**THE TASK**
Copy, from the entries below, each line where the word "CASES" can be found.

* * *

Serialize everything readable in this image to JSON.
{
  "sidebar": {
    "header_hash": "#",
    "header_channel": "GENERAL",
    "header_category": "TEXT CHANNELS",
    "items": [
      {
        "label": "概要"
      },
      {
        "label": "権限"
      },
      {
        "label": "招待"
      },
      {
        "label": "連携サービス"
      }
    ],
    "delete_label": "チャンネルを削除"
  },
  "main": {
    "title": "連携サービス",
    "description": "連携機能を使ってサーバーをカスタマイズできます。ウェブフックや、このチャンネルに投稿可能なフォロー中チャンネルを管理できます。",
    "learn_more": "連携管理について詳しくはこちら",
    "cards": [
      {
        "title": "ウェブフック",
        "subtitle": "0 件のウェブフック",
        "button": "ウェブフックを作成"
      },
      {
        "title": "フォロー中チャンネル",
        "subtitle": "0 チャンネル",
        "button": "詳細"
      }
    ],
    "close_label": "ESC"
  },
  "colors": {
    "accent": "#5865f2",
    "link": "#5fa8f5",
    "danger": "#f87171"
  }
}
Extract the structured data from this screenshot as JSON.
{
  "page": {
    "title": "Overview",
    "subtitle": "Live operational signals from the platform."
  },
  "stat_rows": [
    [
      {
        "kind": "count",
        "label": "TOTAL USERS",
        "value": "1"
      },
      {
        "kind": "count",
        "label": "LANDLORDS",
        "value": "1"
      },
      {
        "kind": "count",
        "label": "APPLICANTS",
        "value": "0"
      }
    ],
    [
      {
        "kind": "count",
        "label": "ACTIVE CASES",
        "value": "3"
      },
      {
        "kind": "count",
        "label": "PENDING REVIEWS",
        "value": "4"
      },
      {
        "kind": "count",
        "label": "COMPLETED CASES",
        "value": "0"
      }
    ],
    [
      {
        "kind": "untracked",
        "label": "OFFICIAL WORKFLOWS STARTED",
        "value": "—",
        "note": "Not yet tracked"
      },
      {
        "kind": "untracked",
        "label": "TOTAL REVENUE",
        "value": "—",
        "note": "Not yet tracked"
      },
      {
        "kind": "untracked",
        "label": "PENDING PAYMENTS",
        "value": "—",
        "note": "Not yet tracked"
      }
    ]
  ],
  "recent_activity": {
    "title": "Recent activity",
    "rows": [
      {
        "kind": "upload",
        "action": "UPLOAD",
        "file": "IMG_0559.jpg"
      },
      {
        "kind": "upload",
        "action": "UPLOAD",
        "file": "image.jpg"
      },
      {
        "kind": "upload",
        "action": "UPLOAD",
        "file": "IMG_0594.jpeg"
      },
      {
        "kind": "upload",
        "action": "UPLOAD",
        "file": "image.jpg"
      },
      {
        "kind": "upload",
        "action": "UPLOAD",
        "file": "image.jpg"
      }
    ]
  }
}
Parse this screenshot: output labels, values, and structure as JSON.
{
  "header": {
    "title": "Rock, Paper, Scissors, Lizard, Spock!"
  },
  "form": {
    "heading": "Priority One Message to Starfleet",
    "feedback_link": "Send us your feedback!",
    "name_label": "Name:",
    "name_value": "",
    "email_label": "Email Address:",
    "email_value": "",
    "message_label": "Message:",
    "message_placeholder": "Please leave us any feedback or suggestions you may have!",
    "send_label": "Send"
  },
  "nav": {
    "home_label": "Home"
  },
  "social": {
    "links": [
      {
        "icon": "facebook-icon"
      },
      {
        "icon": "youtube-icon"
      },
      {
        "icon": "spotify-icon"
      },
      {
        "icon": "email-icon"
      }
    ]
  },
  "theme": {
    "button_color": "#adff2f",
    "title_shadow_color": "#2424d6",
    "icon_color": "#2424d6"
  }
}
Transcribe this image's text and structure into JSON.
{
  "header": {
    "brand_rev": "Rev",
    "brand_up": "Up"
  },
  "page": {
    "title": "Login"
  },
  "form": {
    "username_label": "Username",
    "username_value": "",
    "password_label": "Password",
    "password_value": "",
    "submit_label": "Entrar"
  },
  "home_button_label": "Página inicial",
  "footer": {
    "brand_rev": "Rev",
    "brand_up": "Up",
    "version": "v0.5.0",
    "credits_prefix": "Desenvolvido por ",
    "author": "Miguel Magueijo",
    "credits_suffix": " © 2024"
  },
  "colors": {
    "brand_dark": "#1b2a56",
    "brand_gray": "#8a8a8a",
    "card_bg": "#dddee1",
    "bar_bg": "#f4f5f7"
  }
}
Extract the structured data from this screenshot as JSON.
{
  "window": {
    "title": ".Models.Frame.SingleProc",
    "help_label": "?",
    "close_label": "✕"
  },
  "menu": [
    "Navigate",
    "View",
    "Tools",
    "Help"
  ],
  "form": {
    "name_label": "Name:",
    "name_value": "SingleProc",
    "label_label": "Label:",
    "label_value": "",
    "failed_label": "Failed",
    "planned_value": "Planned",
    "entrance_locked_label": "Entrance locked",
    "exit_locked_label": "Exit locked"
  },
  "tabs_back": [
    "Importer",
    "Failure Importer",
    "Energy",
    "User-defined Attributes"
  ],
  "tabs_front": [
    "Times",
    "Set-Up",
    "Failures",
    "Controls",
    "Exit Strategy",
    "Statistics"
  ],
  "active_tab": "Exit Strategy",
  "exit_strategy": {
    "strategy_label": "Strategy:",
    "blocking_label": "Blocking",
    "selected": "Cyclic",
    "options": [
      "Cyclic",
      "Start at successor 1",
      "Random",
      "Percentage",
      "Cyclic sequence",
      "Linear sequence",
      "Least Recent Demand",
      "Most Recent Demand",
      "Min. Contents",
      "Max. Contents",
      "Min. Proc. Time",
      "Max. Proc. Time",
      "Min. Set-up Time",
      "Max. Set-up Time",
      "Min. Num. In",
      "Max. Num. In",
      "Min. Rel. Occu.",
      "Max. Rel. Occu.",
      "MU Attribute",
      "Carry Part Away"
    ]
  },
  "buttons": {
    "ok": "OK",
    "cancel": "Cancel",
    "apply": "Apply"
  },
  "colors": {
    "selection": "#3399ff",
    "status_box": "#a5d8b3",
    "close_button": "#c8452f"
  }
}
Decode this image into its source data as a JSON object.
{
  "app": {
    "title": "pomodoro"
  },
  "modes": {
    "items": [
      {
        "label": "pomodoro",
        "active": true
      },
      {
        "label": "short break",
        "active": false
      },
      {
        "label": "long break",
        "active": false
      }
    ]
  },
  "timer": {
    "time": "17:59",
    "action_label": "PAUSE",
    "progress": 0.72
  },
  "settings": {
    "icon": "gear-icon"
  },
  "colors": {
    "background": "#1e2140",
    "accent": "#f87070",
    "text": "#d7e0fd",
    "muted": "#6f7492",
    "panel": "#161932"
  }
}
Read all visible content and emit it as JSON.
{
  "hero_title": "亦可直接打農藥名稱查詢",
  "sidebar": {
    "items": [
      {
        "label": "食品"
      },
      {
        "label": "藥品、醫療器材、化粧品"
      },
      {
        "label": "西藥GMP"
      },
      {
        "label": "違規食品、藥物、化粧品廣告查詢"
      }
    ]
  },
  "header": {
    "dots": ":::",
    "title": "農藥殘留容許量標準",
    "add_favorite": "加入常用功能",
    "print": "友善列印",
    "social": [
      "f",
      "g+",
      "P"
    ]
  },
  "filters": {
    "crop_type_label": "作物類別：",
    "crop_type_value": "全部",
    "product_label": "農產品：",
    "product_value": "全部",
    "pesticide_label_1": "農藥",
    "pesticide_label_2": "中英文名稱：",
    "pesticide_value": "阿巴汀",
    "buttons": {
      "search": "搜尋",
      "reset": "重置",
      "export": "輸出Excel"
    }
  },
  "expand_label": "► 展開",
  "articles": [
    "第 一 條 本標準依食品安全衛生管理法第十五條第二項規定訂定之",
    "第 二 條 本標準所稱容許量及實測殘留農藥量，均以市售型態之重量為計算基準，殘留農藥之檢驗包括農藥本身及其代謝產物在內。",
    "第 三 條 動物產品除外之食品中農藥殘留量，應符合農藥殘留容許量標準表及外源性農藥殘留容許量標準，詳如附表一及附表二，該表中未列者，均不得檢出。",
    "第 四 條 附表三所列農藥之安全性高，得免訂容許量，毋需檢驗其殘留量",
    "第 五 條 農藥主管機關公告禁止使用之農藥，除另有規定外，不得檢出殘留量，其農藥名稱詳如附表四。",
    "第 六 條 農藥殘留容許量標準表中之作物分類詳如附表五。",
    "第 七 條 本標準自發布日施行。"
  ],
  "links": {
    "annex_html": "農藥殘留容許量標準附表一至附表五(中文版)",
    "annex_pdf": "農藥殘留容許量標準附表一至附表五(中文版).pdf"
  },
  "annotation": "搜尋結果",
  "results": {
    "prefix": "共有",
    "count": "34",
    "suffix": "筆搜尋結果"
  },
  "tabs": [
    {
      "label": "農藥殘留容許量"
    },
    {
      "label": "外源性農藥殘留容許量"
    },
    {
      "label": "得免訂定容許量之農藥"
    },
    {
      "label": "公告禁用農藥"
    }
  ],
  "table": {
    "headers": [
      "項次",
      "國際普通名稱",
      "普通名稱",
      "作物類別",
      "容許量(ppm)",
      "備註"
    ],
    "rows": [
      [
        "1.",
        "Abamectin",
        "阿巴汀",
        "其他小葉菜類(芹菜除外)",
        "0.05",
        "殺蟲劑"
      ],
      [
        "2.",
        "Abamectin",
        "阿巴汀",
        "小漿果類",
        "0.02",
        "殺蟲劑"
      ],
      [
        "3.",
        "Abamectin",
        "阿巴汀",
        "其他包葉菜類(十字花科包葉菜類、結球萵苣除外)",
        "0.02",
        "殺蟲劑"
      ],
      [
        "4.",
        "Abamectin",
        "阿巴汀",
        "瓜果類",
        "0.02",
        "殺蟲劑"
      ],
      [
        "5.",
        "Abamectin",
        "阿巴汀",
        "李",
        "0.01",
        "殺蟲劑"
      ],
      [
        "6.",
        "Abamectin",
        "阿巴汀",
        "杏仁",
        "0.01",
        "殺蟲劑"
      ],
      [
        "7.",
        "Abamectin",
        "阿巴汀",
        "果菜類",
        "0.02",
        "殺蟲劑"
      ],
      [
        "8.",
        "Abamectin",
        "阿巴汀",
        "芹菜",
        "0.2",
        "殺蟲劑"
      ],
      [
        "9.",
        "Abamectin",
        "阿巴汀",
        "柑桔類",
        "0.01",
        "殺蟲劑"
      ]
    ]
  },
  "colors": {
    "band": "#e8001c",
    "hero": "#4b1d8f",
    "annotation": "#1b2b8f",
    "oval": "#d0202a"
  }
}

* * *

**SOLUTION TO THIS TASK**
        "label": "ACTIVE CASES",
        "label": "COMPLETED CASES",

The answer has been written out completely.